Rewrite everything from the row containing "contour — [1617, 198, 1648, 284]" down to the row containing "panel-letter: a — [3, 0, 19, 30]", changing "data-point" to "marker" and leaving all else as it is.

____ Records to process

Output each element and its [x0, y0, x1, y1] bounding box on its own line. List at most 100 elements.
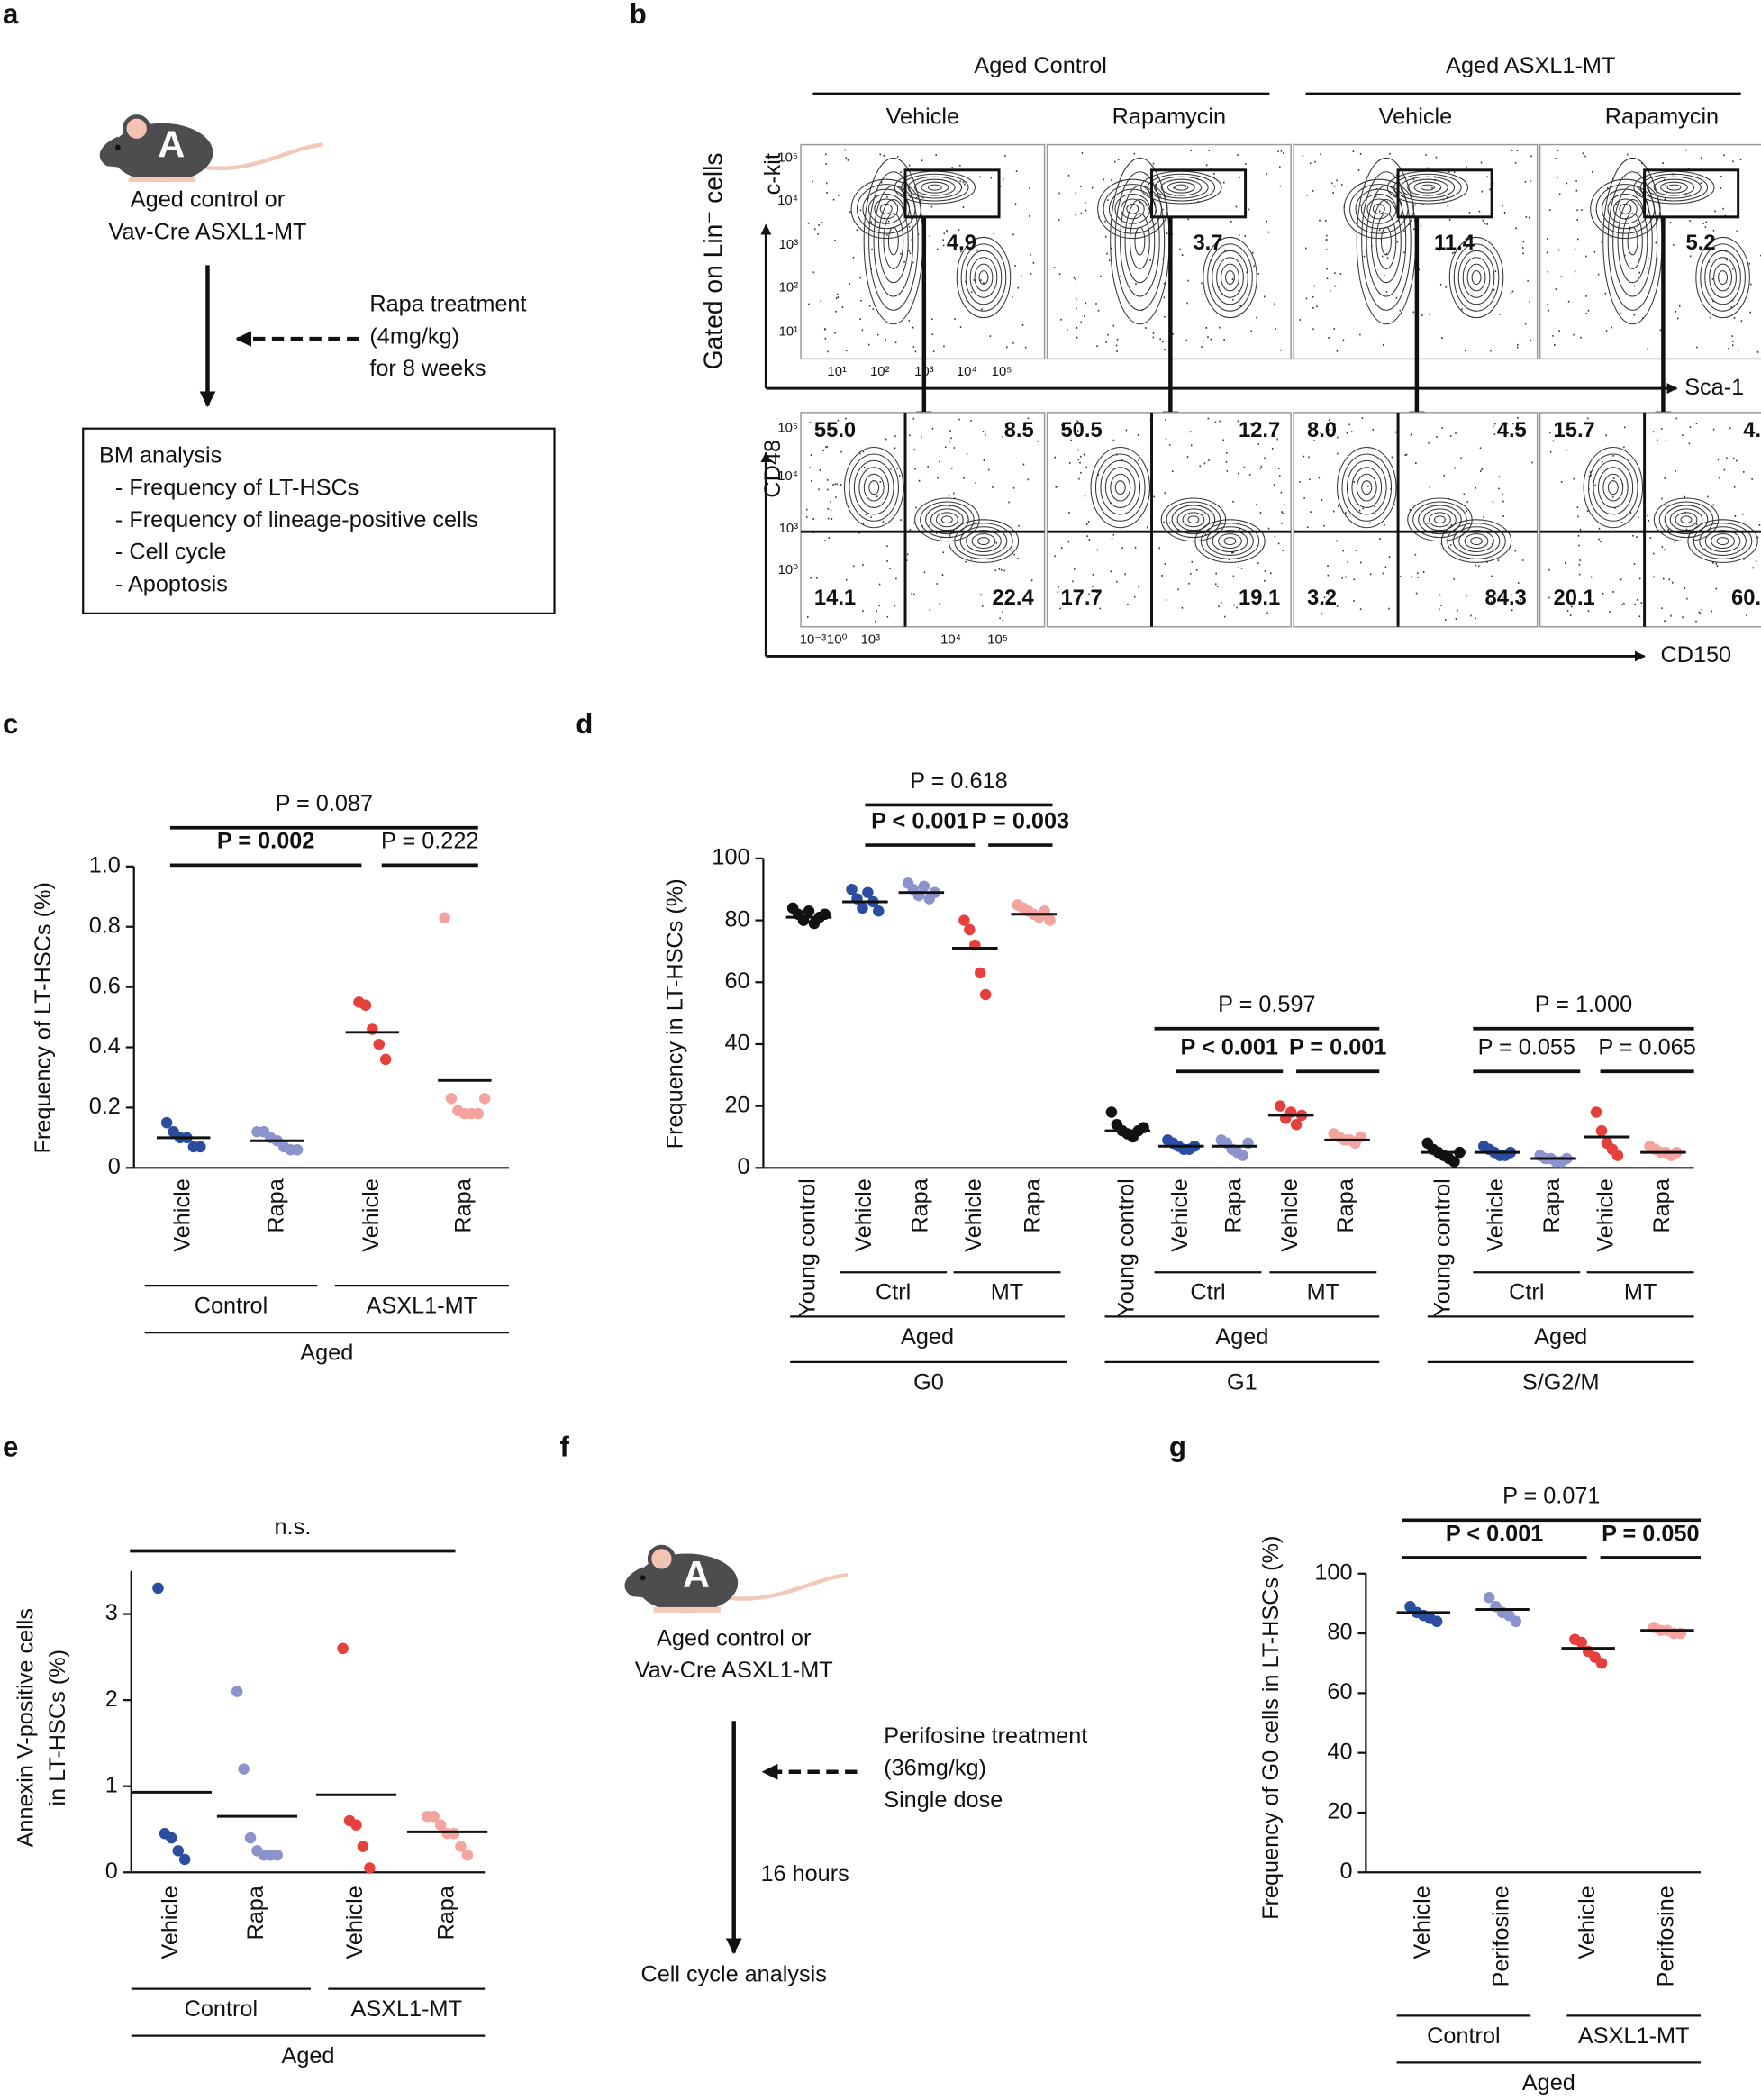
contour — [1617, 198, 1648, 284]
data-point — [472, 1107, 485, 1120]
contour — [1120, 198, 1145, 220]
contour — [1619, 203, 1632, 214]
contour — [1110, 473, 1131, 502]
contour — [1595, 184, 1656, 234]
x-tick-label: Vehicle — [169, 1178, 195, 1251]
event-dots — [1054, 417, 1285, 618]
data-point — [918, 880, 930, 893]
data-point — [439, 912, 450, 923]
data-point — [350, 1819, 362, 1831]
contour — [1660, 181, 1688, 194]
y-tick-label: 60 — [724, 968, 749, 994]
contour — [965, 250, 1003, 305]
data-point — [244, 1832, 257, 1844]
treatment-text: (36mg/kg) — [884, 1755, 986, 1780]
contour — [1709, 257, 1737, 298]
contour — [1687, 519, 1758, 563]
flow-tick-label: 10² — [870, 365, 890, 379]
data-point — [1590, 1106, 1602, 1118]
column-header: Rapamycin — [1605, 104, 1719, 129]
contour — [1440, 519, 1512, 563]
data-point — [364, 1862, 376, 1874]
panel-letter: a — [3, 0, 19, 30]
data-point — [964, 923, 976, 936]
contour — [1453, 243, 1500, 312]
x-tick-label: Vehicle — [342, 1886, 368, 1959]
data-point — [160, 1116, 173, 1129]
contour — [858, 467, 890, 508]
event-dots — [1053, 150, 1284, 352]
data-point — [373, 1038, 386, 1050]
contour — [948, 519, 1020, 563]
mouse-icon: A — [99, 114, 323, 183]
treatment-text: for 8 weeks — [369, 356, 486, 381]
treatment-text: (4mg/kg) — [369, 323, 459, 349]
y-tick-label: 0.4 — [89, 1033, 121, 1059]
data-point — [178, 1853, 191, 1866]
contour — [1225, 270, 1235, 285]
contour — [1355, 188, 1403, 230]
axis-label: c-kit — [760, 153, 785, 195]
x-tick-label: Young control — [1113, 1178, 1139, 1317]
group-label: Control — [195, 1294, 268, 1319]
event-dots — [1299, 416, 1533, 621]
y-tick-label: 0 — [108, 1154, 121, 1179]
contour — [1375, 213, 1397, 269]
data-point — [803, 905, 815, 917]
x-tick-label: Rapa — [1020, 1177, 1045, 1232]
y-axis-label: Frequency in LT-HSCs (%) — [662, 878, 687, 1149]
flow-tick-label: 10⁴ — [957, 365, 977, 379]
axis-label: CD48 — [760, 440, 785, 498]
data-point — [1105, 1106, 1118, 1118]
contour — [1680, 515, 1693, 524]
data-point — [195, 1141, 206, 1153]
flow-tick-label: 10⁴ — [940, 633, 961, 648]
contour — [935, 512, 958, 528]
contour — [1120, 185, 1160, 297]
quadrant-value: 20.1 — [1554, 586, 1595, 610]
mouse-caption: Vav-Cre ASXL1-MT — [635, 1658, 833, 1683]
mouse-caption: Vav-Cre ASXL1-MT — [108, 219, 306, 244]
analysis-item: - Apoptosis — [115, 571, 228, 596]
mouse-caption: Aged control or — [657, 1625, 811, 1650]
contour — [978, 270, 989, 285]
contour — [1094, 453, 1146, 522]
contour — [1407, 178, 1448, 196]
contour — [1187, 515, 1200, 524]
column-header: Vehicle — [886, 104, 959, 129]
contour — [1174, 184, 1189, 191]
flow-tick-label: 10³ — [779, 522, 799, 536]
group-label: G0 — [913, 1369, 944, 1395]
flow-tick-label: 10¹ — [827, 365, 847, 379]
mouse-feet — [653, 1606, 721, 1613]
contour — [971, 533, 996, 550]
contour — [977, 537, 990, 546]
contour — [1718, 270, 1729, 285]
contour — [1104, 467, 1136, 508]
mouse-head — [99, 136, 134, 169]
contour — [1154, 176, 1209, 199]
contour — [874, 198, 899, 220]
quadrant-value: 12.7 — [1239, 418, 1280, 442]
contour — [1103, 184, 1163, 234]
flow-plot — [1046, 412, 1292, 628]
x-tick-label: Perifosine — [1489, 1886, 1514, 1986]
contour — [1182, 512, 1205, 528]
group-label: MT — [991, 1280, 1023, 1305]
data-point — [1275, 1100, 1286, 1112]
contour — [867, 194, 904, 224]
x-tick-label: Vehicle — [851, 1178, 876, 1251]
p-value: n.s. — [275, 1514, 312, 1540]
axis-label: CD150 — [1660, 642, 1731, 668]
x-tick-label: Vehicle — [1593, 1178, 1619, 1251]
data-point — [1290, 1119, 1303, 1131]
contour — [1658, 501, 1714, 539]
gate-value: 5.2 — [1686, 231, 1716, 255]
column-header: Rapamycin — [1112, 104, 1226, 129]
contour — [1341, 453, 1393, 522]
y-tick-label: 80 — [724, 906, 749, 932]
data-point — [1483, 1592, 1495, 1604]
contour — [1166, 501, 1221, 539]
group-label: Aged — [901, 1324, 954, 1350]
data-point — [434, 1819, 447, 1831]
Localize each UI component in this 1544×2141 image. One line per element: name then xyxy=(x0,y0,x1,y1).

________

* **Solution**:
contour — [1617, 198, 1648, 284]
marker — [472, 1107, 485, 1120]
contour — [1120, 198, 1145, 220]
contour — [1619, 203, 1632, 214]
contour — [1110, 473, 1131, 502]
contour — [1595, 184, 1656, 234]
x-tick-label: Vehicle — [169, 1178, 195, 1251]
event-dots — [1054, 417, 1285, 618]
marker — [918, 880, 930, 893]
marker — [439, 912, 450, 923]
marker — [350, 1819, 362, 1831]
contour — [1660, 181, 1688, 194]
y-tick-label: 60 — [724, 968, 749, 994]
contour — [965, 250, 1003, 305]
marker — [244, 1832, 257, 1844]
treatment-text: (36mg/kg) — [884, 1755, 986, 1780]
contour — [1709, 257, 1737, 298]
contour — [1687, 519, 1758, 563]
flow-tick-label: 10² — [870, 365, 890, 379]
marker — [1590, 1106, 1602, 1118]
column-header: Rapamycin — [1605, 104, 1719, 129]
contour — [1440, 519, 1512, 563]
marker — [364, 1862, 376, 1874]
panel-letter: a — [3, 0, 19, 30]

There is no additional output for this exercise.